EmailEmail
PrintPrint
Weekend Perspectives: The myth of universal health care
The government would insure your health badly. Keep the employer-based system, with low-income tax credits
Saturday, June 24, 2006

Forty-six million "uninsured" Americans is the figure used by many interest groups that advocate universal health care. What these groups don't tell you is that if you remove those Americans who were uninsured for only a short time (less than three months), those who have access to employer-sponsored coverage but don't enroll due to cost, those who have access to government programs (Medicaid, State Children's Health Insurance Program, etc.) but don't enroll, and those who can afford coverage (household incomes over $50,000) but deliberately choose to go uninsured, the number drops to about 10 million.

 
 
 

Doug Moore, an employee benefits consultant, is an agency principal at Seubert & Associates. He is legislative chair of the Pittsburgh chapter of the National Association of Health Underwriters.

 
 
 

Despite this deliberate overinflation of the facts, it remains a laudable and important goal to reduce the number of uninsured. Tax credits for lower-income individuals, however, are the best method for achieving this goal -- not universal health care.

These credits could be provided directly to individuals for the purchase of coverage in the individual health insurance market or provided through employers who sponsor group health insurance coverage. The tax credit would be made available in advance so it could be applied directly to the insurance premium when due.

The tax-credit approach has been dismissed by some as cumbersome and confusing. But for proof that this type of system can work, look at the HIPP program in place today in Pennsylvania. HIPP (Health Insurance Premium Payment) reimburses employers for the cost of health insurance coverage for low-income employees who have someone in their household who qualifies for Medicaid. The Trade Assistance Act of 2002 is also an example of how this approach can and does work but on a national level.

Many Americans believe that a single-payer system will solve the problems with our health-care system. They are wrong.

WORK INSTRUCTIONS –
a) Rewrite the commentary on universal health care, starting at "These credits could" and ending at "premium when due.", with "credits" replaced by "subsidies".
b) In the commentary on universal health care, what does the abbreviation HIPP stand for?
c) According to the commentary on universal health care, why would the proposed tax credit be made available in advance?

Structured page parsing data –
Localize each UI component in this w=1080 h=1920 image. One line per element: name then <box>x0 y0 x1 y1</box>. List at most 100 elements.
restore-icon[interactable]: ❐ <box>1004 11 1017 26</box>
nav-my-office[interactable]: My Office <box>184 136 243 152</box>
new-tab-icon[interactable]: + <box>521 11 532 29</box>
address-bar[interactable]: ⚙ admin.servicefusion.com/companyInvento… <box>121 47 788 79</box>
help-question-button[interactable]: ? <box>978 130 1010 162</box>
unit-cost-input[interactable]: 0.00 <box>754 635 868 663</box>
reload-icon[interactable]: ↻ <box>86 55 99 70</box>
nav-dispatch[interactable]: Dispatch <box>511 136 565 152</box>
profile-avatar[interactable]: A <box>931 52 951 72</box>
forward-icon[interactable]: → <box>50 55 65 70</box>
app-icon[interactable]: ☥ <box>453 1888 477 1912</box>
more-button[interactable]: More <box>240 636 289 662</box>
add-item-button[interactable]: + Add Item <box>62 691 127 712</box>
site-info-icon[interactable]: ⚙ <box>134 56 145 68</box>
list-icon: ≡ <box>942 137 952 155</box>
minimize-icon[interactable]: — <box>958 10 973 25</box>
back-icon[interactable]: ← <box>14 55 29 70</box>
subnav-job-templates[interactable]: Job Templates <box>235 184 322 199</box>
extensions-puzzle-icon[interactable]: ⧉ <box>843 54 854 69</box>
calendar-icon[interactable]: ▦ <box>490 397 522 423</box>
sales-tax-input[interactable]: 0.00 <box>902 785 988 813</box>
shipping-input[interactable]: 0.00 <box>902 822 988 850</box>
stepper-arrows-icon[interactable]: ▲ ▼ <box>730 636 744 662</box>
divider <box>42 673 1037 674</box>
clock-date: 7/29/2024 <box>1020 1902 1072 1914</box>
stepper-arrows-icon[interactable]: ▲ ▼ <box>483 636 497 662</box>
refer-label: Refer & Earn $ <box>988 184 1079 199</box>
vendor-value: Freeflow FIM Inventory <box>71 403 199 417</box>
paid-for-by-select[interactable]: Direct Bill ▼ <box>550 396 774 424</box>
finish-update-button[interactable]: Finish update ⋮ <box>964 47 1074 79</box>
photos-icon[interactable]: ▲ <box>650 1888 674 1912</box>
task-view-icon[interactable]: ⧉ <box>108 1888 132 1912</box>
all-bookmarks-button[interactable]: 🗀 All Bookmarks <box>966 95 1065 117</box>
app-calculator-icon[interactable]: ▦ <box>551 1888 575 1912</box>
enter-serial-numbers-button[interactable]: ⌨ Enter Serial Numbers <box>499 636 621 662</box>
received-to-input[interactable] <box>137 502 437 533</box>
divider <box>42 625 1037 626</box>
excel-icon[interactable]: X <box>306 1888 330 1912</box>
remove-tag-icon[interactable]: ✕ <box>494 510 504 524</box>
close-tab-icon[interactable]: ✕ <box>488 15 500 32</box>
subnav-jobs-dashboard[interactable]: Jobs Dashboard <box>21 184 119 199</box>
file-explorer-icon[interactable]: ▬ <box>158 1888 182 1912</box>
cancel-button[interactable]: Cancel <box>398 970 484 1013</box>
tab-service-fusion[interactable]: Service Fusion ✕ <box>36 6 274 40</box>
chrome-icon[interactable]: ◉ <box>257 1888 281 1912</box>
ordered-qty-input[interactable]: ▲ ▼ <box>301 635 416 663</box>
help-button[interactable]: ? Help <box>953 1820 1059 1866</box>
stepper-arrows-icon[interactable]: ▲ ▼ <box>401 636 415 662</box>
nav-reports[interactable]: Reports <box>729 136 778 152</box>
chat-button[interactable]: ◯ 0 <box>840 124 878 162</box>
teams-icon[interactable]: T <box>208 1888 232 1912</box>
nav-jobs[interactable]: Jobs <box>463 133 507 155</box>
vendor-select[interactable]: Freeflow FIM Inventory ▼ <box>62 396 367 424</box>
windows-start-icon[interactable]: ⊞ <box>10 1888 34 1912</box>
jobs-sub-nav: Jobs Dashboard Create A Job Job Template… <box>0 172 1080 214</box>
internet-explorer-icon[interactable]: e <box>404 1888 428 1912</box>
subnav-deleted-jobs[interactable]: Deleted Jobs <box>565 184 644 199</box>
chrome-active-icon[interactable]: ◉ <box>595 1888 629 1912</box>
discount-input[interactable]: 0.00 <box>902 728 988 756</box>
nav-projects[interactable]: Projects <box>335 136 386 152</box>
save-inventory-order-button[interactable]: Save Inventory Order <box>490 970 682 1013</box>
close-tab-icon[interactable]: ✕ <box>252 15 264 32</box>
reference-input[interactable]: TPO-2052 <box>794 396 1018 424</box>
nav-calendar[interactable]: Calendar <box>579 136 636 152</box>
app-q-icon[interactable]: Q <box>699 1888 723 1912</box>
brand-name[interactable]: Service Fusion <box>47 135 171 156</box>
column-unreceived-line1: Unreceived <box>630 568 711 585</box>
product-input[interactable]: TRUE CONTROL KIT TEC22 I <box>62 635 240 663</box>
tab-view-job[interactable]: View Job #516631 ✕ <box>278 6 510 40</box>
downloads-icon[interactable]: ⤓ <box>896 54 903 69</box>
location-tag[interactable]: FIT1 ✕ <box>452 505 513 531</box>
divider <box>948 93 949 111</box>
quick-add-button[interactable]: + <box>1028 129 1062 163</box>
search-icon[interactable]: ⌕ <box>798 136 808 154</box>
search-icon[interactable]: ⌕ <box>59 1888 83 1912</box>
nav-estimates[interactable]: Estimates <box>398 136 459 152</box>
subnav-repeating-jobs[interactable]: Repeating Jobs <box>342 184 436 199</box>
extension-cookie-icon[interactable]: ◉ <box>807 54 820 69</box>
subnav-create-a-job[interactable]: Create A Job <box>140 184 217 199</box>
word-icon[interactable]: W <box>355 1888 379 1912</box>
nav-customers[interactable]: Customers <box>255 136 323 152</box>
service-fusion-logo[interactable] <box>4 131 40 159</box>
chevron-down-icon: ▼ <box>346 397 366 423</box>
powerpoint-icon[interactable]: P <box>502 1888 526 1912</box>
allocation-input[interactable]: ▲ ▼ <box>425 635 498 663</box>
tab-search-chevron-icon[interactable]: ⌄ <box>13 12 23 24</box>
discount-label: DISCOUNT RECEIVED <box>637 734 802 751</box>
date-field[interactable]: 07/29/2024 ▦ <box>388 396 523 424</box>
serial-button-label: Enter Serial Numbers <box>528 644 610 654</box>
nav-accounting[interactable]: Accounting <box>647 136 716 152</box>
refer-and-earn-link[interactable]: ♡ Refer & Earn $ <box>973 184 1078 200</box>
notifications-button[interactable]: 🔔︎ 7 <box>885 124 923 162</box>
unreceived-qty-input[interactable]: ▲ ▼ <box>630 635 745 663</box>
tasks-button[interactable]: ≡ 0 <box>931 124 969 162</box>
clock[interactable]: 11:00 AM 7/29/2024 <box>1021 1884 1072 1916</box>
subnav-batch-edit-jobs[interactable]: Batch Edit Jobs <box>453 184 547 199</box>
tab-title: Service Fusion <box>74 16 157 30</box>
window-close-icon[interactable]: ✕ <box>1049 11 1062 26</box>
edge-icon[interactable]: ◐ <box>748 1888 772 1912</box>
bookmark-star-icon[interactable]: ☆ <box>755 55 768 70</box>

SOLUTION LIST –
a)
These subsidies could be provided directly to individuals for the purchase of coverage in the individual health insurance market or provided through employers who sponsor group health insurance coverage. The tax credit would be made available in advance so it could be applied directly to the insurance premium when due.

b) Health Insurance Premium Payment.

c) The tax credit would be made available in advance so that it could be applied directly to the insurance premium when the premium is due.